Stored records
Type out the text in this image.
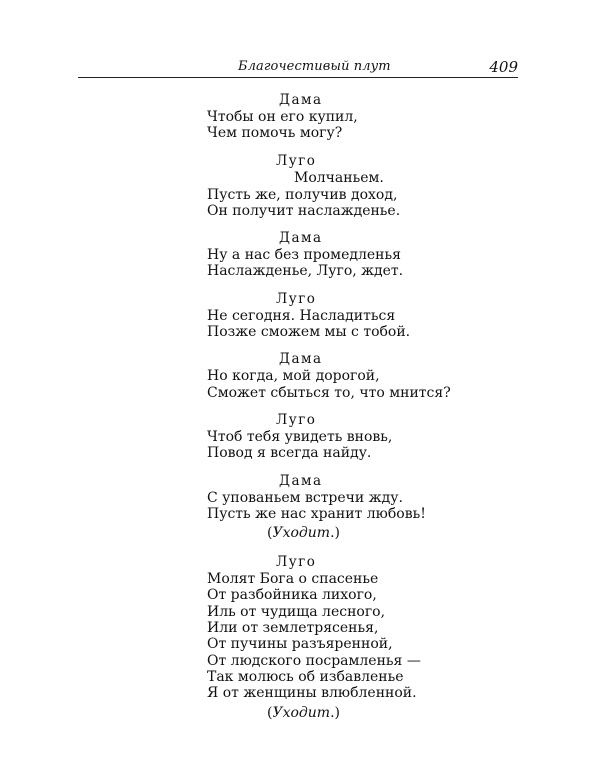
Благочестивый плут	409
Дама
Чтобы он его купил,
Чем помочь могу?
Луго
Молчаньем.
Пусть же, получив доход,
Он получит наслажденье.
Дама
Ну а нас без промедленья
Наслажденье, Луго, ждет.
Луго
Не сегодня. Насладиться
Позже сможем мы с тобой.
Дама
Но когда, мой дорогой,
Сможет сбыться то, что мнится?
Луго
Чтоб тебя увидеть вновь,
Повод я всегда найду.
Дама
С упованьем встречи жду.
Пусть же нас хранит любовь!
(Уходит.)
Луго
Молят Бога о спасенье
От разбойника лихого,
Иль от чудища лесного,
Или от землетрясенья,
От пучины разъяренной,
От людского посрамленья —
Так молюсь об избавленье
Я от женщины влюбленной.
(Уходит.)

Prompt: Within the listing above, copy each line that has the string "Пусть".

Reply:
Пусть же, получив доход,
Пусть же нас хранит любовь!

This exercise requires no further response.